─── Brano estratto ───

Qui allo stadio ci va e ci può andare solo chi ha i soldi, ossia quelli che nella nostra società consumista hanno meno di cui lamentarsi. Io ho vissuto in una città inglese con diversi problemi sociali, tra i quali morti ammazzati proprio come nella nostra Italia: Salford. Affianco a Salford c’è Manchester, ma soprattutto c’è Trafford, casa dello stadio dello United. E chi va a vedere lo United? I ragazzi che spacciano e che prendono 300 £ al mese di ‘benefits’? No di certo. Un abbonamento costa, per un adulto di 21 anni, 722£. Al ‘Theatre of Dreams ci va soprattutto la middle-class inglese. Credo sia inutile dilungarsi sulla questione prezzi in Inghilterra, perché se seguite un po’ il calcio sapete che proprio quest’anno ci sono state varie iniziative da parte dei tifosi per lamentarsene. Un esempio su tutti? Il walk-out dei tifosi del Liverpool al 77esimo minuto della partita contro il Sunderland al grido di ‘You greedy bastards, enough is enough’ (‘voi tirchi bastardi, quel che è troppo è troppo’), con la squadra sul 2-0 e che in quei tredici minuti viene ‘romanticamente’ raggiunta sul 2-2. Romanticamente perché senza tifosi il calcio non esiste.
Ma torniamo a Foggia. Per fortuna, lì i prezzi sono ancora popolari. Dieci euro per una curva. E i tifosi ci vanno a vedere quella estensione rossonera del loro essere. In una piazza come questa, i giocatori dovrebbero essere messi al corrente che far parte di una squadra di calcio è una responsabilità sociale. Ma, si potrebbe obiettare, è perverso chiedere ad una squadra di vincere sempre: è uno sport, la vittoria non si può garantire, la palla è tonda, che colpa ne ha un calciatore. È vero. Se si chiedesse la vittoria a tutti i costi ogni domenica sarebbe come chiedere, come souvenir, la luna.
Ma il punto è proprio questo. In queste piazze non si chiede la vittoria ma l’impegno. Si chiede che i giocatori lottino su ogni pallone. Non si vuole vincere il campionato a tutti i costi. Vogliono poter dire ‘ci abbiamo provato in TUTTI i modi e non ci siamo riusciti, non fa niente, ci riproveremo l’anno prossimo’. Per questo motivo, sabato, i tifosi non sono andati a fermare il bus che ritornava da una trasferta persa tre a zero. Sono andati a fermare un bus che ha perso 3 a 0 senza lottare, come non ha lottato in diverse altre partite in questa stagione, disattendendo quella responsabilità sociale di cui avrebbero dovuto essere al corrente.
Cosa vuol dire chiedere ‘impegno’ senza scadere nell’approssimazione? Alla fine per impegno ognuno può intendere quello che vuole. Beh, mi faccio portavoce dei tifosi, forse senza diritto. Per impegno si intende innanzitutto onestà: per cui, non vendersi le partite come troppo spesso succede nel calcio. Per impegno si intende spirito di sacrificio per il bene della squadra e non individuale: per cui, se puoi segnare ma hai un compagno di squadra meglio piazzato di te gli dai la palla. Per impegno si intende lottare fisicamente su ogni pallone: per cui, se la condizione fisica della squadra non lo permette, che si abbia l’onestà intellettuale di dirlo; se invece lo permette, e non si lotta, vuol dire che non si vuole lottare. E questo non è accettato dai tifosi.

───

:: Consegna ::
Trascrivi fedelmente il tratto del brano sui tifosi che inizia con le parole "Ma il punto" e termina dopo "essere al corrente.".

─── Dati registrati ───

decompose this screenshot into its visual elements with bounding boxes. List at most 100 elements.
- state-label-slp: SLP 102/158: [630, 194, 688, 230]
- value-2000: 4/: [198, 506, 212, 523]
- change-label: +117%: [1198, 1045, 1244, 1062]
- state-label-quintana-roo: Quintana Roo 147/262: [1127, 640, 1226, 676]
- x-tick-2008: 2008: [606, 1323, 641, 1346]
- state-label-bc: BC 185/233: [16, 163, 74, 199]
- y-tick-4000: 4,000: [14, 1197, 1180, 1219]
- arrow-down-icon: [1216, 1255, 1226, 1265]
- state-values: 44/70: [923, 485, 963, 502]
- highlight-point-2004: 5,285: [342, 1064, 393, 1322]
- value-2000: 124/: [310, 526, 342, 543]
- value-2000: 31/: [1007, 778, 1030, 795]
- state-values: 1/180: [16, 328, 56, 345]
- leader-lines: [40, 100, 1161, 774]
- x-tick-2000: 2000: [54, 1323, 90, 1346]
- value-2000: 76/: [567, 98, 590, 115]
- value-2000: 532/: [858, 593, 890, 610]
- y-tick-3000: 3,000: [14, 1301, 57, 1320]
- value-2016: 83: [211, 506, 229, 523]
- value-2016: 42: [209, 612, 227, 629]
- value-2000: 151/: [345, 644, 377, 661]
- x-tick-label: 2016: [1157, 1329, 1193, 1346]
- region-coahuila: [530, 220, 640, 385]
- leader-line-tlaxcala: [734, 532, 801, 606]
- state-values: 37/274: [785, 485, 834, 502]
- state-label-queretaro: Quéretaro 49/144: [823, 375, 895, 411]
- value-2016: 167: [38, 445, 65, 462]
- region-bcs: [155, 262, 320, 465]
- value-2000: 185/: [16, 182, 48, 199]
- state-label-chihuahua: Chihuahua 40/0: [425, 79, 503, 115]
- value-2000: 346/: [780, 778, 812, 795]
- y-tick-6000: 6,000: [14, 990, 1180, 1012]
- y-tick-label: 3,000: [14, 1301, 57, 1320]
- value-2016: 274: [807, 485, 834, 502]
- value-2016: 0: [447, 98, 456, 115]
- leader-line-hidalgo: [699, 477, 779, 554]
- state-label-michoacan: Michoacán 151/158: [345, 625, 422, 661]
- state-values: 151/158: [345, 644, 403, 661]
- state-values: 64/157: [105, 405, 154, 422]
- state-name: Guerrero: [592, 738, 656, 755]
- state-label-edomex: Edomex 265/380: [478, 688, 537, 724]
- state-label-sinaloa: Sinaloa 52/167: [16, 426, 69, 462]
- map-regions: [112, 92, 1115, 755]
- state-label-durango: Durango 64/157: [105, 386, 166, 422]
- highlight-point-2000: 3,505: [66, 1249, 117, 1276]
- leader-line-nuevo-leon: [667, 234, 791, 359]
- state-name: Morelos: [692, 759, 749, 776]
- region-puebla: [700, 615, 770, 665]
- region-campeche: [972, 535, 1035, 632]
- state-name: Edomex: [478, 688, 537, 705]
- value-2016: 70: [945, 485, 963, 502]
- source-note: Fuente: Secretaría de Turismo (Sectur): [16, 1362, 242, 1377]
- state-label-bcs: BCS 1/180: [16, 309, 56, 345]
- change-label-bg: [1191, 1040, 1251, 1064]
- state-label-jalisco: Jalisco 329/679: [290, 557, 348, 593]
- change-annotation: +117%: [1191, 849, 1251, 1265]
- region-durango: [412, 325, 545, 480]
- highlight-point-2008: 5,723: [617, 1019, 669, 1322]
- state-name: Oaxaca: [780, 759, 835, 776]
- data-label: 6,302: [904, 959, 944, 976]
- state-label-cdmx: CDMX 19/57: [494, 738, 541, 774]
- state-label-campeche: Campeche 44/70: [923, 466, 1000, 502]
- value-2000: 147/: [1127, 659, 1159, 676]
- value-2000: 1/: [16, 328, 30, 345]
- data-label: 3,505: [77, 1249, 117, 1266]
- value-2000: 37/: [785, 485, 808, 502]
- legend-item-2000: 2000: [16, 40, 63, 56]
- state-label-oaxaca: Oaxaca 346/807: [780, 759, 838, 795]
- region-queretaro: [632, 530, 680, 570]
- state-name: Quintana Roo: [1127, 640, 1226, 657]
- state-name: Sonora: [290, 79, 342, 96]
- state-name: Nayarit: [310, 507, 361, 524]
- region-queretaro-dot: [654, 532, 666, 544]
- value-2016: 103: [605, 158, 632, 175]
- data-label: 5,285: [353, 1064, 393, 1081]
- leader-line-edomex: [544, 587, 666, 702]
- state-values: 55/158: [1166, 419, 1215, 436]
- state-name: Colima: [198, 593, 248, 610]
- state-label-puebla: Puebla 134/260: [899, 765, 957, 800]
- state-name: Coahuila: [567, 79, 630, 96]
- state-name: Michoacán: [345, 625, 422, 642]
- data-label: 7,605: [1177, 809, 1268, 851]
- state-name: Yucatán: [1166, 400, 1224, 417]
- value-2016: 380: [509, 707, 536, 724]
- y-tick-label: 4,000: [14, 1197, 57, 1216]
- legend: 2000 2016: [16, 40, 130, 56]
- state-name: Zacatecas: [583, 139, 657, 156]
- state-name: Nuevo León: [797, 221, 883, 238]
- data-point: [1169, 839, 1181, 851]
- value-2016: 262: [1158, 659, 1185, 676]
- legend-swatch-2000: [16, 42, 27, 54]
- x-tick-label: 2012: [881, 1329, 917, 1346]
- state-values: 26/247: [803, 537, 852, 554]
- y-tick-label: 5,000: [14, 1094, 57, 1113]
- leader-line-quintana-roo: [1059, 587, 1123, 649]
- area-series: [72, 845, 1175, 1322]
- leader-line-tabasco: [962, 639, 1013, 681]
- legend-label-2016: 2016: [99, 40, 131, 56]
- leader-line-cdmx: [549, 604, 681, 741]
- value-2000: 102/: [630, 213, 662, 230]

───

:: Risultato ::
Ma il punto è proprio questo. In queste piazze non si chiede la vittoria ma l’impegno. Si chiede che i giocatori lottino su ogni pallone. Non si vuole vincere il campionato a tutti i costi. Vogliono poter dire ‘ci abbiamo provato in TUTTI i modi e non ci siamo riusciti, non fa niente, ci riproveremo l’anno prossimo’. Per questo motivo, sabato, i tifosi non sono andati a fermare il bus che ritornava da una trasferta persa tre a zero. Sono andati a fermare un bus che ha perso 3 a 0 senza lottare, come non ha lottato in diverse altre partite in questa stagione, disattendendo quella responsabilità sociale di cui avrebbero dovuto essere al corrente.